REQUIRED WORK: Could you transcribe every record below exactly as written, leaving out any pictures?

·····

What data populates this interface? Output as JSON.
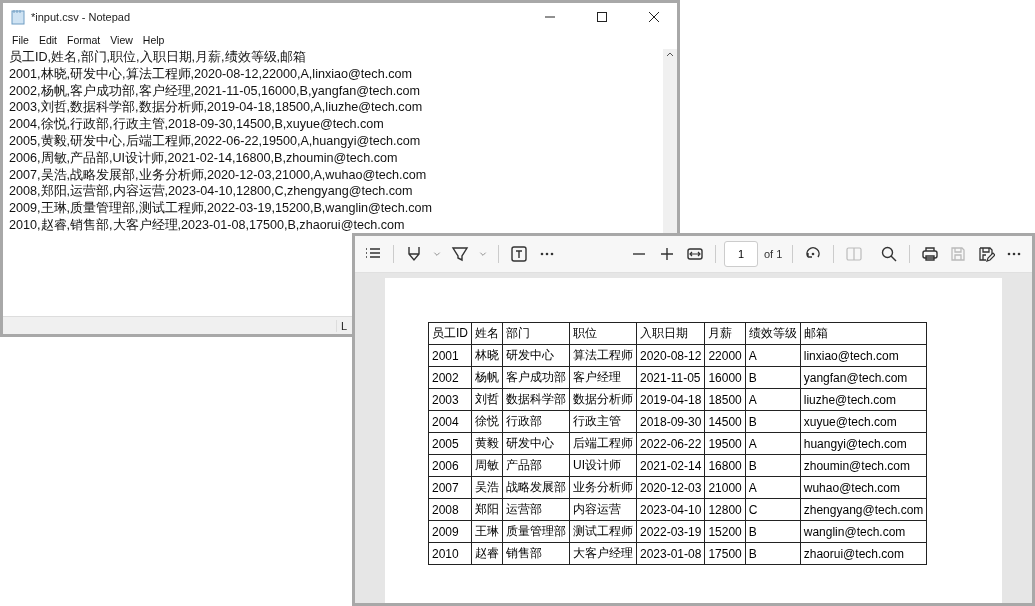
{
  "notepad": {
    "title": "*input.csv - Notepad",
    "menu": [
      "File",
      "Edit",
      "Format",
      "View",
      "Help"
    ],
    "lines": [
      "员工ID,姓名,部门,职位,入职日期,月薪,绩效等级,邮箱",
      "2001,林晓,研发中心,算法工程师,2020-08-12,22000,A,linxiao@tech.com",
      "2002,杨帆,客户成功部,客户经理,2021-11-05,16000,B,yangfan@tech.com",
      "2003,刘哲,数据科学部,数据分析师,2019-04-18,18500,A,liuzhe@tech.com",
      "2004,徐悦,行政部,行政主管,2018-09-30,14500,B,xuyue@tech.com",
      "2005,黄毅,研发中心,后端工程师,2022-06-22,19500,A,huangyi@tech.com",
      "2006,周敏,产品部,UI设计师,2021-02-14,16800,B,zhoumin@tech.com",
      "2007,吴浩,战略发展部,业务分析师,2020-12-03,21000,A,wuhao@tech.com",
      "2008,郑阳,运营部,内容运营,2023-04-10,12800,C,zhengyang@tech.com",
      "2009,王琳,质量管理部,测试工程师,2022-03-19,15200,B,wanglin@tech.com",
      "2010,赵睿,销售部,大客户经理,2023-01-08,17500,B,zhaorui@tech.com"
    ],
    "status_text": "L"
  },
  "pdf_viewer": {
    "toolbar": {
      "tools": [
        {
          "kind": "list",
          "disabled": false
        },
        {
          "kind": "sep"
        },
        {
          "kind": "draw",
          "disabled": false
        },
        {
          "kind": "chevron",
          "disabled": false
        },
        {
          "kind": "highlight",
          "disabled": false
        },
        {
          "kind": "chevron",
          "disabled": false
        },
        {
          "kind": "sep"
        },
        {
          "kind": "textbox",
          "disabled": false
        },
        {
          "kind": "more",
          "disabled": false
        },
        {
          "kind": "gap"
        },
        {
          "kind": "minus",
          "disabled": false
        },
        {
          "kind": "plus",
          "disabled": false
        },
        {
          "kind": "fit",
          "disabled": false
        },
        {
          "kind": "sep"
        },
        {
          "kind": "page"
        },
        {
          "kind": "sep"
        },
        {
          "kind": "rotate",
          "disabled": false
        },
        {
          "kind": "sep"
        },
        {
          "kind": "twopage",
          "disabled": true
        },
        {
          "kind": "gap"
        },
        {
          "kind": "search",
          "disabled": false
        },
        {
          "kind": "sep"
        },
        {
          "kind": "print",
          "disabled": false
        },
        {
          "kind": "save",
          "disabled": true
        },
        {
          "kind": "saveas",
          "disabled": false
        },
        {
          "kind": "more",
          "disabled": false
        }
      ],
      "page_input": "1",
      "page_total": "of 1"
    },
    "table": {
      "columns": [
        "员工ID",
        "姓名",
        "部门",
        "职位",
        "入职日期",
        "月薪",
        "绩效等级",
        "邮箱"
      ],
      "rows": [
        [
          "2001",
          "林晓",
          "研发中心",
          "算法工程师",
          "2020-08-12",
          "22000",
          "A",
          "linxiao@tech.com"
        ],
        [
          "2002",
          "杨帆",
          "客户成功部",
          "客户经理",
          "2021-11-05",
          "16000",
          "B",
          "yangfan@tech.com"
        ],
        [
          "2003",
          "刘哲",
          "数据科学部",
          "数据分析师",
          "2019-04-18",
          "18500",
          "A",
          "liuzhe@tech.com"
        ],
        [
          "2004",
          "徐悦",
          "行政部",
          "行政主管",
          "2018-09-30",
          "14500",
          "B",
          "xuyue@tech.com"
        ],
        [
          "2005",
          "黄毅",
          "研发中心",
          "后端工程师",
          "2022-06-22",
          "19500",
          "A",
          "huangyi@tech.com"
        ],
        [
          "2006",
          "周敏",
          "产品部",
          "UI设计师",
          "2021-02-14",
          "16800",
          "B",
          "zhoumin@tech.com"
        ],
        [
          "2007",
          "吴浩",
          "战略发展部",
          "业务分析师",
          "2020-12-03",
          "21000",
          "A",
          "wuhao@tech.com"
        ],
        [
          "2008",
          "郑阳",
          "运营部",
          "内容运营",
          "2023-04-10",
          "12800",
          "C",
          "zhengyang@tech.com"
        ],
        [
          "2009",
          "王琳",
          "质量管理部",
          "测试工程师",
          "2022-03-19",
          "15200",
          "B",
          "wanglin@tech.com"
        ],
        [
          "2010",
          "赵睿",
          "销售部",
          "大客户经理",
          "2023-01-08",
          "17500",
          "B",
          "zhaorui@tech.com"
        ]
      ]
    }
  }
}
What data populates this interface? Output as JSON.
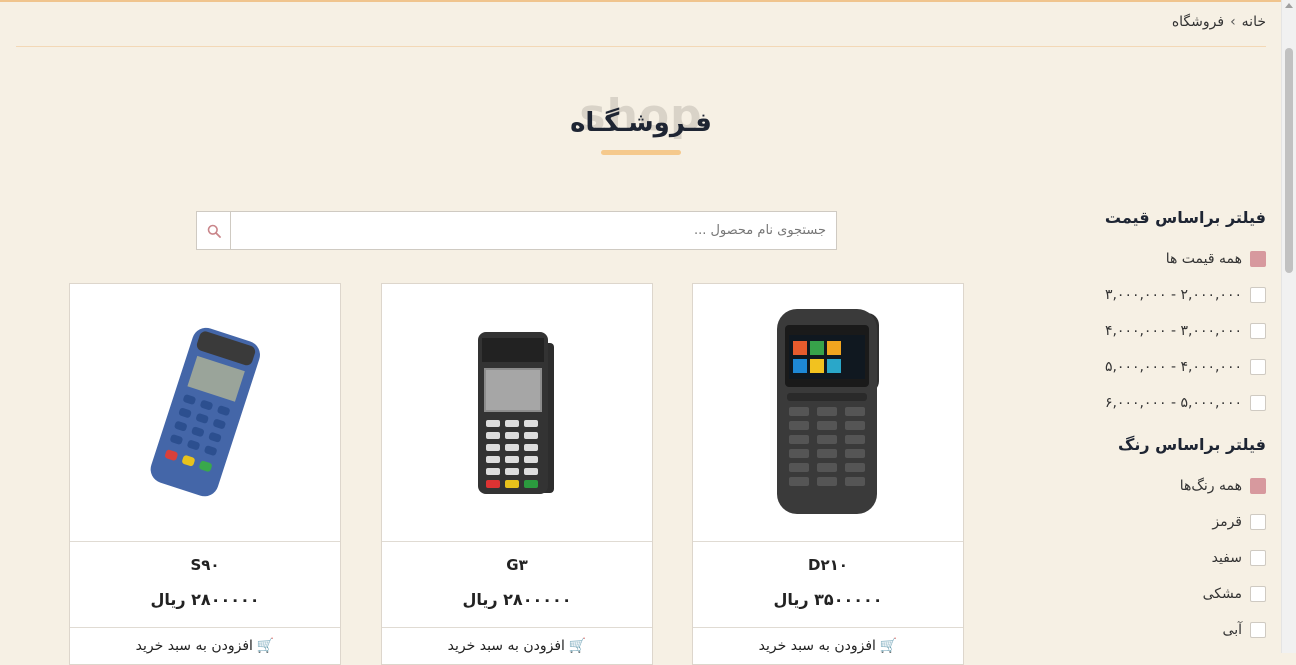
{
  "breadcrumb": {
    "home": "خانه",
    "current": "فروشگاه"
  },
  "page": {
    "bg_word": "shop",
    "title": "فـروشـگـاه"
  },
  "search": {
    "placeholder": "جستجوی نام محصول ..."
  },
  "products": [
    {
      "name": "D۲۱۰",
      "price": "۳۵۰۰۰۰۰ ریال",
      "add_to_cart": "افزودن به سبد خرید"
    },
    {
      "name": "G۳",
      "price": "۲۸۰۰۰۰۰ ریال",
      "add_to_cart": "افزودن به سبد خرید"
    },
    {
      "name": "S۹۰",
      "price": "۲۸۰۰۰۰۰ ریال",
      "add_to_cart": "افزودن به سبد خرید"
    }
  ],
  "filters": {
    "price": {
      "title": "فیلتر براساس قیمت",
      "options": [
        {
          "label": "همه قیمت ها",
          "checked": true
        },
        {
          "label": "۲,۰۰۰,۰۰۰ - ۳,۰۰۰,۰۰۰",
          "checked": false
        },
        {
          "label": "۳,۰۰۰,۰۰۰ - ۴,۰۰۰,۰۰۰",
          "checked": false
        },
        {
          "label": "۴,۰۰۰,۰۰۰ - ۵,۰۰۰,۰۰۰",
          "checked": false
        },
        {
          "label": "۵,۰۰۰,۰۰۰ - ۶,۰۰۰,۰۰۰",
          "checked": false
        }
      ]
    },
    "color": {
      "title": "فیلتر براساس رنگ",
      "options": [
        {
          "label": "همه رنگ‌ها",
          "checked": true
        },
        {
          "label": "قرمز",
          "checked": false
        },
        {
          "label": "سفید",
          "checked": false
        },
        {
          "label": "مشکی",
          "checked": false
        },
        {
          "label": "آبی",
          "checked": false
        }
      ]
    }
  },
  "colors": {
    "accent": "#f5c98c",
    "checkbox_on": "#d7999e",
    "background": "#f6f0e4"
  }
}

·····

WRITTEN SOLUTION:
What data populates this interface? Output as JSON.
{
  "notepad": {
    "title": "*input.csv - Notepad",
    "menu": [
      "File",
      "Edit",
      "Format",
      "View",
      "Help"
    ],
    "lines": [
      "员工ID,姓名,部门,职位,入职日期,月薪,绩效等级,邮箱",
      "2001,林晓,研发中心,算法工程师,2020-08-12,22000,A,linxiao@tech.com",
      "2002,杨帆,客户成功部,客户经理,2021-11-05,16000,B,yangfan@tech.com",
      "2003,刘哲,数据科学部,数据分析师,2019-04-18,18500,A,liuzhe@tech.com",
      "2004,徐悦,行政部,行政主管,2018-09-30,14500,B,xuyue@tech.com",
      "2005,黄毅,研发中心,后端工程师,2022-06-22,19500,A,huangyi@tech.com",
      "2006,周敏,产品部,UI设计师,2021-02-14,16800,B,zhoumin@tech.com",
      "2007,吴浩,战略发展部,业务分析师,2020-12-03,21000,A,wuhao@tech.com",
      "2008,郑阳,运营部,内容运营,2023-04-10,12800,C,zhengyang@tech.com",
      "2009,王琳,质量管理部,测试工程师,2022-03-19,15200,B,wanglin@tech.com",
      "2010,赵睿,销售部,大客户经理,2023-01-08,17500,B,zhaorui@tech.com"
    ],
    "status_text": "L"
  },
  "pdf_viewer": {
    "toolbar": {
      "tools": [
        {
          "kind": "list",
          "disabled": false
        },
        {
          "kind": "sep"
        },
        {
          "kind": "draw",
          "disabled": false
        },
        {
          "kind": "chevron",
          "disabled": false
        },
        {
          "kind": "highlight",
          "disabled": false
        },
        {
          "kind": "chevron",
          "disabled": false
        },
        {
          "kind": "sep"
        },
        {
          "kind": "textbox",
          "disabled": false
        },
        {
          "kind": "more",
          "disabled": false
        },
        {
          "kind": "gap"
        },
        {
          "kind": "minus",
          "disabled": false
        },
        {
          "kind": "plus",
          "disabled": false
        },
        {
          "kind": "fit",
          "disabled": false
        },
        {
          "kind": "sep"
        },
        {
          "kind": "page"
        },
        {
          "kind": "sep"
        },
        {
          "kind": "rotate",
          "disabled": false
        },
        {
          "kind": "sep"
        },
        {
          "kind": "twopage",
          "disabled": true
        },
        {
          "kind": "gap"
        },
        {
          "kind": "search",
          "disabled": false
        },
        {
          "kind": "sep"
        },
        {
          "kind": "print",
          "disabled": false
        },
        {
          "kind": "save",
          "disabled": true
        },
        {
          "kind": "saveas",
          "disabled": false
        },
        {
          "kind": "more",
          "disabled": false
        }
      ],
      "page_input": "1",
      "page_total": "of 1"
    },
    "table": {
      "columns": [
        "员工ID",
        "姓名",
        "部门",
        "职位",
        "入职日期",
        "月薪",
        "绩效等级",
        "邮箱"
      ],
      "rows": [
        [
          "2001",
          "林晓",
          "研发中心",
          "算法工程师",
          "2020-08-12",
          "22000",
          "A",
          "linxiao@tech.com"
        ],
        [
          "2002",
          "杨帆",
          "客户成功部",
          "客户经理",
          "2021-11-05",
          "16000",
          "B",
          "yangfan@tech.com"
        ],
        [
          "2003",
          "刘哲",
          "数据科学部",
          "数据分析师",
          "2019-04-18",
          "18500",
          "A",
          "liuzhe@tech.com"
        ],
        [
          "2004",
          "徐悦",
          "行政部",
          "行政主管",
          "2018-09-30",
          "14500",
          "B",
          "xuyue@tech.com"
        ],
        [
          "2005",
          "黄毅",
          "研发中心",
          "后端工程师",
          "2022-06-22",
          "19500",
          "A",
          "huangyi@tech.com"
        ],
        [
          "2006",
          "周敏",
          "产品部",
          "UI设计师",
          "2021-02-14",
          "16800",
          "B",
          "zhoumin@tech.com"
        ],
        [
          "2007",
          "吴浩",
          "战略发展部",
          "业务分析师",
          "2020-12-03",
          "21000",
          "A",
          "wuhao@tech.com"
        ],
        [
          "2008",
          "郑阳",
          "运营部",
          "内容运营",
          "2023-04-10",
          "12800",
          "C",
          "zhengyang@tech.com"
        ],
        [
          "2009",
          "王琳",
          "质量管理部",
          "测试工程师",
          "2022-03-19",
          "15200",
          "B",
          "wanglin@tech.com"
        ],
        [
          "2010",
          "赵睿",
          "销售部",
          "大客户经理",
          "2023-01-08",
          "17500",
          "B",
          "zhaorui@tech.com"
        ]
      ]
    }
  }
}
What data populates this interface? Output as JSON.
{
  "breadcrumb": {
    "home": "خانه",
    "current": "فروشگاه"
  },
  "page": {
    "bg_word": "shop",
    "title": "فـروشـگـاه"
  },
  "search": {
    "placeholder": "جستجوی نام محصول ..."
  },
  "products": [
    {
      "name": "D۲۱۰",
      "price": "۳۵۰۰۰۰۰ ریال",
      "add_to_cart": "افزودن به سبد خرید"
    },
    {
      "name": "G۳",
      "price": "۲۸۰۰۰۰۰ ریال",
      "add_to_cart": "افزودن به سبد خرید"
    },
    {
      "name": "S۹۰",
      "price": "۲۸۰۰۰۰۰ ریال",
      "add_to_cart": "افزودن به سبد خرید"
    }
  ],
  "filters": {
    "price": {
      "title": "فیلتر براساس قیمت",
      "options": [
        {
          "label": "همه قیمت ها",
          "checked": true
        },
        {
          "label": "۲,۰۰۰,۰۰۰ - ۳,۰۰۰,۰۰۰",
          "checked": false
        },
        {
          "label": "۳,۰۰۰,۰۰۰ - ۴,۰۰۰,۰۰۰",
          "checked": false
        },
        {
          "label": "۴,۰۰۰,۰۰۰ - ۵,۰۰۰,۰۰۰",
          "checked": false
        },
        {
          "label": "۵,۰۰۰,۰۰۰ - ۶,۰۰۰,۰۰۰",
          "checked": false
        }
      ]
    },
    "color": {
      "title": "فیلتر براساس رنگ",
      "options": [
        {
          "label": "همه رنگ‌ها",
          "checked": true
        },
        {
          "label": "قرمز",
          "checked": false
        },
        {
          "label": "سفید",
          "checked": false
        },
        {
          "label": "مشکی",
          "checked": false
        },
        {
          "label": "آبی",
          "checked": false
        }
      ]
    }
  },
  "colors": {
    "accent": "#f5c98c",
    "checkbox_on": "#d7999e",
    "background": "#f6f0e4"
  }
}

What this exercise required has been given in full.